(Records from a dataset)
● ● ● ● ●

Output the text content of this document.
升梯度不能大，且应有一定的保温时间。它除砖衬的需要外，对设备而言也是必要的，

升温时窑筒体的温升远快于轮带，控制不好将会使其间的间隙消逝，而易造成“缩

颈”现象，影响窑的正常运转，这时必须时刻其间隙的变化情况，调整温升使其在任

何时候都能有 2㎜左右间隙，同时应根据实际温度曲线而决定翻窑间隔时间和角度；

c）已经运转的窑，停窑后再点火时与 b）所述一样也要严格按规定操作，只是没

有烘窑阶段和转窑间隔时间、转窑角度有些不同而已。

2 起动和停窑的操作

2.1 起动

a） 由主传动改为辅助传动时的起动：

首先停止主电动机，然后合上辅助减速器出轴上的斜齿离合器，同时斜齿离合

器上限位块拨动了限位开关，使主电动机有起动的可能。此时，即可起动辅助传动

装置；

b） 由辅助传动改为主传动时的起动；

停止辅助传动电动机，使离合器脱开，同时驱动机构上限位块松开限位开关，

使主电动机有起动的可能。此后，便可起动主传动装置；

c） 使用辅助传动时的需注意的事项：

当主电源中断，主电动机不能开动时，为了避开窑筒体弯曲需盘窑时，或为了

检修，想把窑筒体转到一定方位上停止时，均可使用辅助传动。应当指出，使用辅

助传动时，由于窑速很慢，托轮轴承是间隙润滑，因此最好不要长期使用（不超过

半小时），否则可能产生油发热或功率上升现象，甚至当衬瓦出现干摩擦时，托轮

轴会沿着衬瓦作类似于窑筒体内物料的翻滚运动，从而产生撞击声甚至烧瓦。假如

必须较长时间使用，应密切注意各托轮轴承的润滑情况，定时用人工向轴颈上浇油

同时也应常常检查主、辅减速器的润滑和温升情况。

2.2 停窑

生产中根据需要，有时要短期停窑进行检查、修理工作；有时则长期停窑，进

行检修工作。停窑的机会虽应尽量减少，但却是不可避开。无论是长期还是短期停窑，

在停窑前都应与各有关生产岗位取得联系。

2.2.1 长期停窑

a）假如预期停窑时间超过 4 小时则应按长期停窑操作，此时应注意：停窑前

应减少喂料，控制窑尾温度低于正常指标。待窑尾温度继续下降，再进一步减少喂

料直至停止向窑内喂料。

● ● ● ● ●

▶ Your instructions
Identify and copy the lines holding the word "使主电动机有起动的可能".

▶ Response to this exercise
器上限位块拨动了限位开关，使主电动机有起动的可能。此时，即可起动辅助传动
使主电动机有起动的可能。此后，便可起动主传动装置；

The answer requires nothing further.